→ EXERCISE
When the string "main" is part of a line in the data below, report the whole line.

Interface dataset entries

[Start of section]

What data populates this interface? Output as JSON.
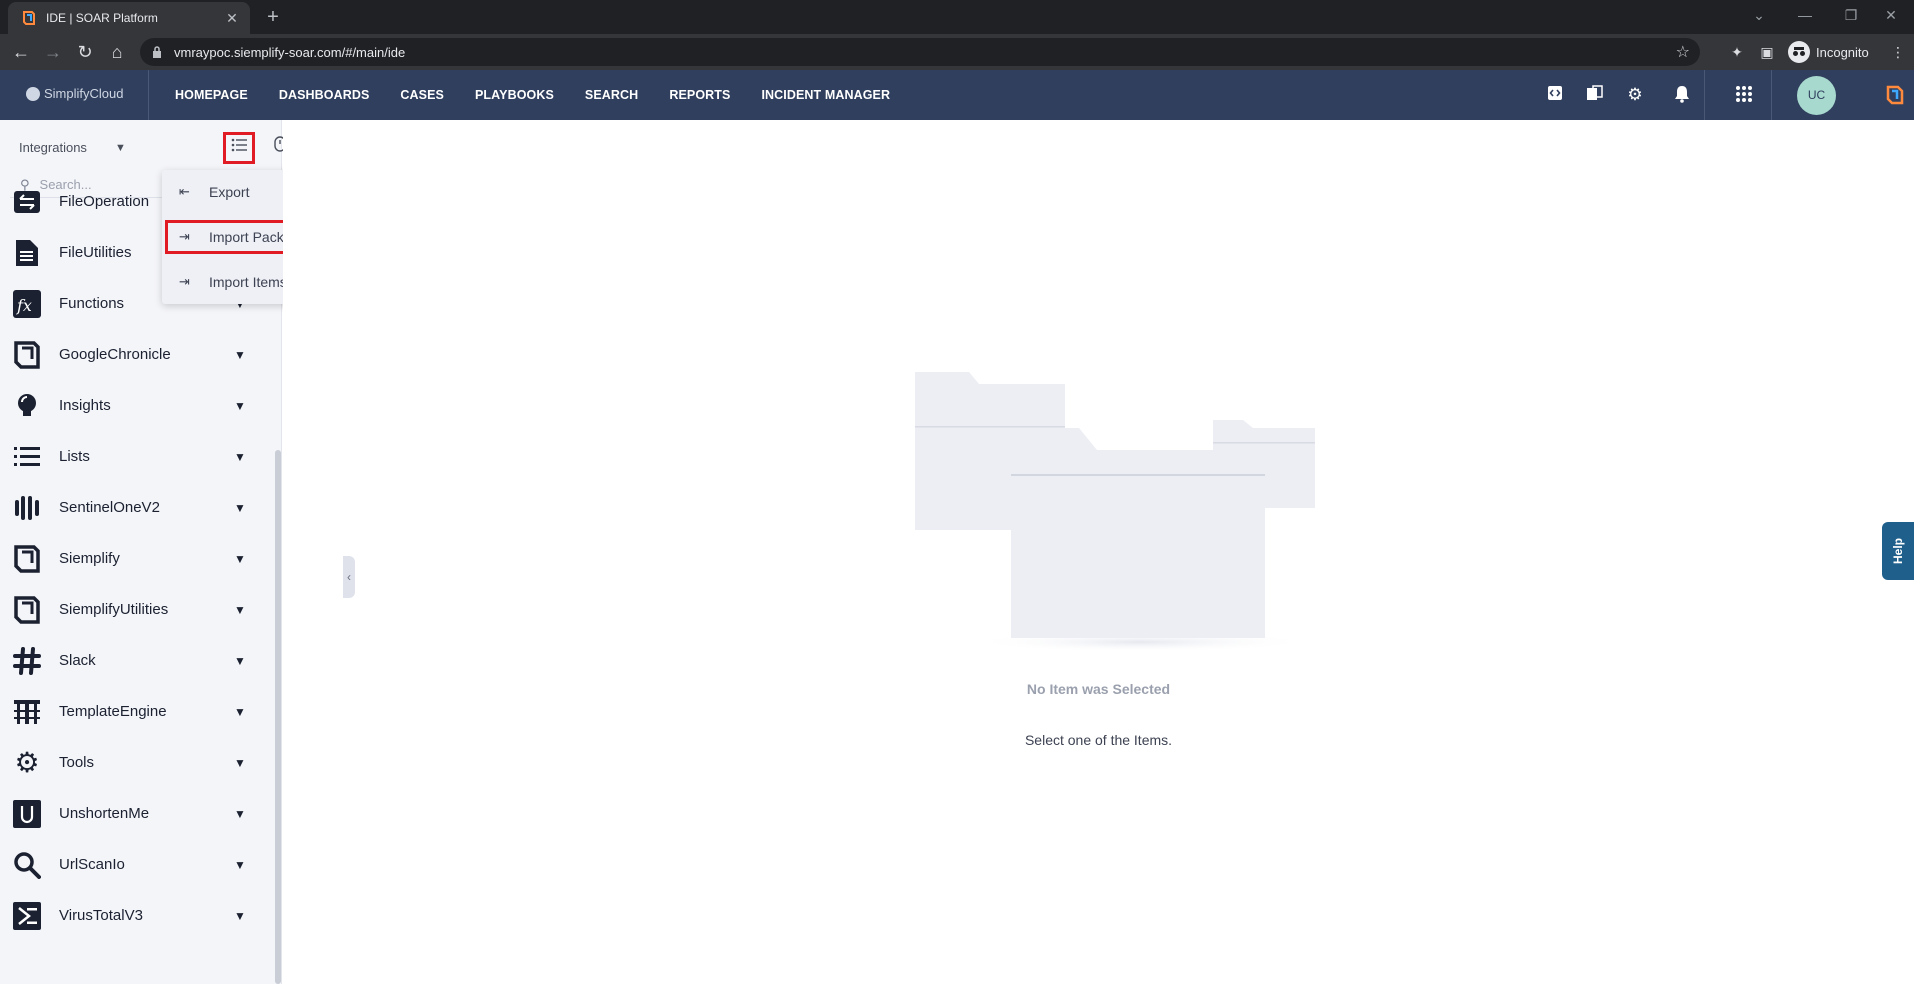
{
  "browser": {
    "tab_title": "IDE | SOAR Platform",
    "tab_close": "✕",
    "new_tab": "+",
    "url": "vmraypoc.siemplify-soar.com/#/main/ide",
    "profile_label": "Incognito"
  },
  "app": {
    "logo_text": "SimplifyCloud",
    "nav": [
      "HOMEPAGE",
      "DASHBOARDS",
      "CASES",
      "PLAYBOOKS",
      "SEARCH",
      "REPORTS",
      "INCIDENT MANAGER"
    ],
    "avatar_initials": "UC"
  },
  "sidebar": {
    "selector_label": "Integrations",
    "search_placeholder": "Search...",
    "items": [
      {
        "label": "FileOperation",
        "icon": "file-transfer-icon"
      },
      {
        "label": "FileUtilities",
        "icon": "document-icon"
      },
      {
        "label": "Functions",
        "icon": "fx-icon"
      },
      {
        "label": "GoogleChronicle",
        "icon": "chronicle-icon"
      },
      {
        "label": "Insights",
        "icon": "lightbulb-icon"
      },
      {
        "label": "Lists",
        "icon": "list-icon"
      },
      {
        "label": "SentinelOneV2",
        "icon": "sentinelone-icon"
      },
      {
        "label": "Siemplify",
        "icon": "siemplify-icon"
      },
      {
        "label": "SiemplifyUtilities",
        "icon": "siemplify-icon"
      },
      {
        "label": "Slack",
        "icon": "hash-icon"
      },
      {
        "label": "TemplateEngine",
        "icon": "template-icon"
      },
      {
        "label": "Tools",
        "icon": "gear-icon"
      },
      {
        "label": "UnshortenMe",
        "icon": "u-icon"
      },
      {
        "label": "UrlScanIo",
        "icon": "magnifier-icon"
      },
      {
        "label": "VirusTotalV3",
        "icon": "virustotal-icon"
      }
    ]
  },
  "menu": {
    "items": [
      "Export",
      "Import Package",
      "Import Items"
    ]
  },
  "main": {
    "empty_title": "No Item was Selected",
    "empty_subtitle": "Select one of the Items."
  },
  "help_label": "Help",
  "colors": {
    "header_bg": "#303f5d",
    "highlight": "#e01b24",
    "help_bg": "#1f5f8b"
  }
}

[End of section]

→ EXPECTED ANSWER
    "url": "vmraypoc.siemplify-soar.com/#/main/ide",
  "main": {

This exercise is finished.